Records about charts and figures:
* Start *

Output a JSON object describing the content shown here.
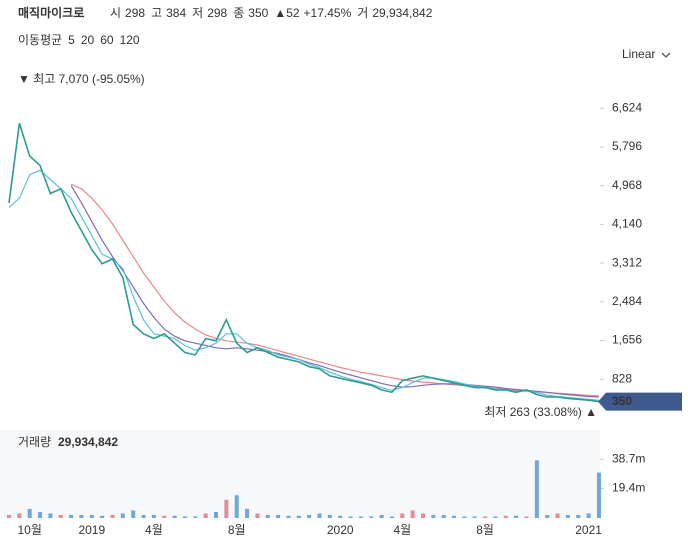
{
  "header": {
    "name": "매직마이크로",
    "quotes": [
      {
        "label": "시",
        "value": "298"
      },
      {
        "label": "고",
        "value": "384"
      },
      {
        "label": "저",
        "value": "298"
      },
      {
        "label": "종",
        "value": "350"
      }
    ],
    "change": "▲52",
    "change_pct": "+17.45%",
    "volume_label": "거",
    "volume": "29,934,842",
    "ma_label": "이동평균",
    "scale": "Linear"
  },
  "chart_data": [
    {
      "type": "line",
      "categories": [
        null,
        null,
        "10월",
        null,
        null,
        null,
        null,
        null,
        "2019",
        null,
        null,
        null,
        null,
        null,
        "4월",
        null,
        null,
        null,
        null,
        null,
        null,
        null,
        "8월",
        null,
        null,
        null,
        null,
        null,
        null,
        null,
        null,
        null,
        "2020",
        null,
        null,
        null,
        null,
        null,
        "4월",
        null,
        null,
        null,
        null,
        null,
        null,
        null,
        "8월",
        null,
        null,
        null,
        null,
        null,
        null,
        null,
        null,
        null,
        "2021",
        null
      ],
      "series": [
        {
          "name": "5",
          "color": "#2a9d8f",
          "values": [
            4600,
            6300,
            5600,
            5400,
            4800,
            4900,
            4400,
            4000,
            3600,
            3300,
            3400,
            3000,
            2000,
            1800,
            1700,
            1800,
            1600,
            1400,
            1350,
            1700,
            1650,
            2100,
            1600,
            1400,
            1500,
            1400,
            1300,
            1250,
            1200,
            1100,
            1050,
            900,
            850,
            800,
            750,
            700,
            600,
            550,
            800,
            850,
            900,
            850,
            800,
            750,
            700,
            650,
            650,
            600,
            600,
            550,
            600,
            500,
            450,
            450,
            420,
            400,
            380,
            350
          ]
        },
        {
          "name": "20",
          "color": "#5bc0de",
          "values": [
            4500,
            4700,
            5200,
            5300,
            5100,
            4900,
            4700,
            4300,
            3900,
            3500,
            3400,
            3200,
            2600,
            2100,
            1800,
            1750,
            1700,
            1550,
            1450,
            1500,
            1600,
            1800,
            1800,
            1600,
            1500,
            1450,
            1350,
            1300,
            1250,
            1150,
            1080,
            980,
            900,
            830,
            780,
            720,
            650,
            590,
            650,
            760,
            850,
            860,
            820,
            780,
            730,
            680,
            660,
            620,
            600,
            570,
            580,
            540,
            490,
            460,
            440,
            420,
            400,
            380
          ]
        },
        {
          "name": "60",
          "color": "#7b6cb8",
          "values": [
            null,
            null,
            null,
            null,
            null,
            null,
            4968,
            4600,
            4200,
            3800,
            3450,
            3150,
            2800,
            2450,
            2150,
            1900,
            1750,
            1650,
            1600,
            1550,
            1500,
            1480,
            1500,
            1480,
            1450,
            1420,
            1380,
            1320,
            1250,
            1180,
            1120,
            1050,
            980,
            920,
            860,
            800,
            740,
            690,
            660,
            670,
            700,
            720,
            730,
            730,
            720,
            700,
            680,
            660,
            630,
            610,
            590,
            570,
            550,
            520,
            500,
            480,
            460,
            450
          ]
        },
        {
          "name": "120",
          "color": "#e8888f",
          "values": [
            null,
            null,
            null,
            null,
            null,
            null,
            5000,
            4900,
            4700,
            4450,
            4150,
            3800,
            3450,
            3100,
            2800,
            2500,
            2250,
            2050,
            1900,
            1780,
            1700,
            1650,
            1620,
            1600,
            1560,
            1500,
            1440,
            1380,
            1320,
            1260,
            1200,
            1140,
            1080,
            1030,
            980,
            940,
            900,
            860,
            820,
            790,
            770,
            750,
            730,
            710,
            690,
            670,
            650,
            630,
            610,
            590,
            575,
            560,
            545,
            530,
            515,
            500,
            485,
            470
          ]
        }
      ],
      "ylim": [
        0,
        7120
      ],
      "yticks": [
        {
          "value": 828,
          "label": "828"
        },
        {
          "value": 1656,
          "label": "1,656"
        },
        {
          "value": 2484,
          "label": "2,484"
        },
        {
          "value": 3312,
          "label": "3,312"
        },
        {
          "value": 4140,
          "label": "4,140"
        },
        {
          "value": 4968,
          "label": "4,968"
        },
        {
          "value": 5796,
          "label": "5,796"
        },
        {
          "value": 6624,
          "label": "6,624"
        }
      ],
      "high_note": "▼ 최고 7,070 (-95.05%)",
      "low_note": "최저 263 (33.08%) ▲",
      "last_price": 350,
      "last_color": "#3f5a8f"
    },
    {
      "type": "bar",
      "title": "거래량",
      "total": "29,934,842",
      "up_color": "#e58b95",
      "down_color": "#6fa7d8",
      "values": [
        2,
        3,
        6,
        4,
        3,
        2,
        2,
        2,
        2,
        1.5,
        2,
        3,
        5,
        2,
        2,
        1.5,
        1.5,
        1,
        1,
        3,
        4,
        12,
        15,
        6,
        3,
        2,
        2,
        1.5,
        1.5,
        2,
        3,
        2,
        1.5,
        1,
        1,
        1,
        2,
        1,
        3,
        5,
        3,
        2,
        2,
        1.5,
        1,
        1,
        1,
        1,
        1.5,
        1.5,
        1,
        38,
        2,
        3,
        2,
        2,
        3,
        29.9
      ],
      "ylim": [
        0,
        58
      ],
      "yticks": [
        {
          "value": 19.4,
          "label": "19.4m"
        },
        {
          "value": 38.7,
          "label": "38.7m"
        }
      ]
    }
  ]
}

* End *

■ What is needed: Repeat each entry exactly as it appears; skip any picture.

■ Expected answer:
Output a JSON object describing the content shown here.
{
  "header": {
    "name": "매직마이크로",
    "quotes": [
      {
        "label": "시",
        "value": "298"
      },
      {
        "label": "고",
        "value": "384"
      },
      {
        "label": "저",
        "value": "298"
      },
      {
        "label": "종",
        "value": "350"
      }
    ],
    "change": "▲52",
    "change_pct": "+17.45%",
    "volume_label": "거",
    "volume": "29,934,842",
    "ma_label": "이동평균",
    "scale": "Linear"
  },
  "chart_data": [
    {
      "type": "line",
      "categories": [
        null,
        null,
        "10월",
        null,
        null,
        null,
        null,
        null,
        "2019",
        null,
        null,
        null,
        null,
        null,
        "4월",
        null,
        null,
        null,
        null,
        null,
        null,
        null,
        "8월",
        null,
        null,
        null,
        null,
        null,
        null,
        null,
        null,
        null,
        "2020",
        null,
        null,
        null,
        null,
        null,
        "4월",
        null,
        null,
        null,
        null,
        null,
        null,
        null,
        "8월",
        null,
        null,
        null,
        null,
        null,
        null,
        null,
        null,
        null,
        "2021",
        null
      ],
      "series": [
        {
          "name": "5",
          "color": "#2a9d8f",
          "values": [
            4600,
            6300,
            5600,
            5400,
            4800,
            4900,
            4400,
            4000,
            3600,
            3300,
            3400,
            3000,
            2000,
            1800,
            1700,
            1800,
            1600,
            1400,
            1350,
            1700,
            1650,
            2100,
            1600,
            1400,
            1500,
            1400,
            1300,
            1250,
            1200,
            1100,
            1050,
            900,
            850,
            800,
            750,
            700,
            600,
            550,
            800,
            850,
            900,
            850,
            800,
            750,
            700,
            650,
            650,
            600,
            600,
            550,
            600,
            500,
            450,
            450,
            420,
            400,
            380,
            350
          ]
        },
        {
          "name": "20",
          "color": "#5bc0de",
          "values": [
            4500,
            4700,
            5200,
            5300,
            5100,
            4900,
            4700,
            4300,
            3900,
            3500,
            3400,
            3200,
            2600,
            2100,
            1800,
            1750,
            1700,
            1550,
            1450,
            1500,
            1600,
            1800,
            1800,
            1600,
            1500,
            1450,
            1350,
            1300,
            1250,
            1150,
            1080,
            980,
            900,
            830,
            780,
            720,
            650,
            590,
            650,
            760,
            850,
            860,
            820,
            780,
            730,
            680,
            660,
            620,
            600,
            570,
            580,
            540,
            490,
            460,
            440,
            420,
            400,
            380
          ]
        },
        {
          "name": "60",
          "color": "#7b6cb8",
          "values": [
            null,
            null,
            null,
            null,
            null,
            null,
            4968,
            4600,
            4200,
            3800,
            3450,
            3150,
            2800,
            2450,
            2150,
            1900,
            1750,
            1650,
            1600,
            1550,
            1500,
            1480,
            1500,
            1480,
            1450,
            1420,
            1380,
            1320,
            1250,
            1180,
            1120,
            1050,
            980,
            920,
            860,
            800,
            740,
            690,
            660,
            670,
            700,
            720,
            730,
            730,
            720,
            700,
            680,
            660,
            630,
            610,
            590,
            570,
            550,
            520,
            500,
            480,
            460,
            450
          ]
        },
        {
          "name": "120",
          "color": "#e8888f",
          "values": [
            null,
            null,
            null,
            null,
            null,
            null,
            5000,
            4900,
            4700,
            4450,
            4150,
            3800,
            3450,
            3100,
            2800,
            2500,
            2250,
            2050,
            1900,
            1780,
            1700,
            1650,
            1620,
            1600,
            1560,
            1500,
            1440,
            1380,
            1320,
            1260,
            1200,
            1140,
            1080,
            1030,
            980,
            940,
            900,
            860,
            820,
            790,
            770,
            750,
            730,
            710,
            690,
            670,
            650,
            630,
            610,
            590,
            575,
            560,
            545,
            530,
            515,
            500,
            485,
            470
          ]
        }
      ],
      "ylim": [
        0,
        7120
      ],
      "yticks": [
        {
          "value": 828,
          "label": "828"
        },
        {
          "value": 1656,
          "label": "1,656"
        },
        {
          "value": 2484,
          "label": "2,484"
        },
        {
          "value": 3312,
          "label": "3,312"
        },
        {
          "value": 4140,
          "label": "4,140"
        },
        {
          "value": 4968,
          "label": "4,968"
        },
        {
          "value": 5796,
          "label": "5,796"
        },
        {
          "value": 6624,
          "label": "6,624"
        }
      ],
      "high_note": "▼ 최고 7,070 (-95.05%)",
      "low_note": "최저 263 (33.08%) ▲",
      "last_price": 350,
      "last_color": "#3f5a8f"
    },
    {
      "type": "bar",
      "title": "거래량",
      "total": "29,934,842",
      "up_color": "#e58b95",
      "down_color": "#6fa7d8",
      "values": [
        2,
        3,
        6,
        4,
        3,
        2,
        2,
        2,
        2,
        1.5,
        2,
        3,
        5,
        2,
        2,
        1.5,
        1.5,
        1,
        1,
        3,
        4,
        12,
        15,
        6,
        3,
        2,
        2,
        1.5,
        1.5,
        2,
        3,
        2,
        1.5,
        1,
        1,
        1,
        2,
        1,
        3,
        5,
        3,
        2,
        2,
        1.5,
        1,
        1,
        1,
        1,
        1.5,
        1.5,
        1,
        38,
        2,
        3,
        2,
        2,
        3,
        29.9
      ],
      "ylim": [
        0,
        58
      ],
      "yticks": [
        {
          "value": 19.4,
          "label": "19.4m"
        },
        {
          "value": 38.7,
          "label": "38.7m"
        }
      ]
    }
  ]
}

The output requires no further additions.